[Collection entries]
══════

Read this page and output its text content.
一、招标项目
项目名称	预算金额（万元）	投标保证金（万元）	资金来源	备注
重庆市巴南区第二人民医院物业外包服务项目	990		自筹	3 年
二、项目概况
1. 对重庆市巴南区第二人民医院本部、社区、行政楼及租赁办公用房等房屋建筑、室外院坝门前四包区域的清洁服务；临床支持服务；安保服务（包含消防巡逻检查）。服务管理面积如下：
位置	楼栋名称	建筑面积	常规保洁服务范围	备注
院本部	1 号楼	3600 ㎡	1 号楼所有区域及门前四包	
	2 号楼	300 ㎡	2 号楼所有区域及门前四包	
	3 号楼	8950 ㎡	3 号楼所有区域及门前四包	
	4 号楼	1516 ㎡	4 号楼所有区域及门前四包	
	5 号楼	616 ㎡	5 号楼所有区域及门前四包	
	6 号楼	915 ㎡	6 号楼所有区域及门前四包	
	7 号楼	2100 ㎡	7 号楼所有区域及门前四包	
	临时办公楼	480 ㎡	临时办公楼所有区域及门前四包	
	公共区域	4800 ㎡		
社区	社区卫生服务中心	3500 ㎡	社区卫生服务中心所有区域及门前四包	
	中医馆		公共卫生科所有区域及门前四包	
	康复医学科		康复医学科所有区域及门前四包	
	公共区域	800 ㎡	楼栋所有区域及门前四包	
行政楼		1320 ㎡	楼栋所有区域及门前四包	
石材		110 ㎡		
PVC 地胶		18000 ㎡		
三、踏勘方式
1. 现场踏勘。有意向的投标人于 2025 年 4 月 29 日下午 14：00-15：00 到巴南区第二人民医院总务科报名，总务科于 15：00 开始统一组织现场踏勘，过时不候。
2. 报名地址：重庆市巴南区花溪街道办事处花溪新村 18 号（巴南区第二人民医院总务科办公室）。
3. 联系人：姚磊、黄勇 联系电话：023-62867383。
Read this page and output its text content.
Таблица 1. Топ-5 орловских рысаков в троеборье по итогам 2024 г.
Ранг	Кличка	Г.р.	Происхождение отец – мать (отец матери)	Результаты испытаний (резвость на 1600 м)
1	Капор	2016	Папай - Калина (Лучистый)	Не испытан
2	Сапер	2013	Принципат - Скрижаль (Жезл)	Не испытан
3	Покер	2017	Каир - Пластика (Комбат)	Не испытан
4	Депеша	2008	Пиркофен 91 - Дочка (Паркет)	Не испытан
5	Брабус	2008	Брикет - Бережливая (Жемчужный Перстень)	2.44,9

══════

▶ **AIM OF THE EXERCISE**:
Exactly reproduce every record.

▶ **REPLY**:
Read this page and output its text content.
一、招标项目
项目名称	预算金额（万元）	投标保证金（万元）	资金来源	备注
重庆市巴南区第二人民医院物业外包服务项目	990		自筹	3 年
二、项目概况
1. 对重庆市巴南区第二人民医院本部、社区、行政楼及租赁办公用房等房屋建筑、室外院坝门前四包区域的清洁服务；临床支持服务；安保服务（包含消防巡逻检查）。服务管理面积如下：
位置	楼栋名称	建筑面积	常规保洁服务范围	备注
院本部	1 号楼	3600 ㎡	1 号楼所有区域及门前四包	
	2 号楼	300 ㎡	2 号楼所有区域及门前四包	
	3 号楼	8950 ㎡	3 号楼所有区域及门前四包	
	4 号楼	1516 ㎡	4 号楼所有区域及门前四包	
	5 号楼	616 ㎡	5 号楼所有区域及门前四包	
	6 号楼	915 ㎡	6 号楼所有区域及门前四包	
	7 号楼	2100 ㎡	7 号楼所有区域及门前四包	
	临时办公楼	480 ㎡	临时办公楼所有区域及门前四包	
	公共区域	4800 ㎡		
社区	社区卫生服务中心	3500 ㎡	社区卫生服务中心所有区域及门前四包	
	中医馆		公共卫生科所有区域及门前四包	
	康复医学科		康复医学科所有区域及门前四包	
	公共区域	800 ㎡	楼栋所有区域及门前四包	
行政楼		1320 ㎡	楼栋所有区域及门前四包	
石材		110 ㎡		
PVC 地胶		18000 ㎡		
三、踏勘方式
1. 现场踏勘。有意向的投标人于 2025 年 4 月 29 日下午 14：00-15：00 到巴南区第二人民医院总务科报名，总务科于 15：00 开始统一组织现场踏勘，过时不候。
2. 报名地址：重庆市巴南区花溪街道办事处花溪新村 18 号（巴南区第二人民医院总务科办公室）。
3. 联系人：姚磊、黄勇 联系电话：023-62867383。
Read this page and output its text content.
Таблица 1. Топ-5 орловских рысаков в троеборье по итогам 2024 г.
Ранг	Кличка	Г.р.	Происхождение отец – мать (отец матери)	Результаты испытаний (резвость на 1600 м)
1	Капор	2016	Папай - Калина (Лучистый)	Не испытан
2	Сапер	2013	Принципат - Скрижаль (Жезл)	Не испытан
3	Покер	2017	Каир - Пластика (Комбат)	Не испытан
4	Депеша	2008	Пиркофен 91 - Дочка (Паркет)	Не испытан
5	Брабус	2008	Брикет - Бережливая (Жемчужный Перстень)	2.44,9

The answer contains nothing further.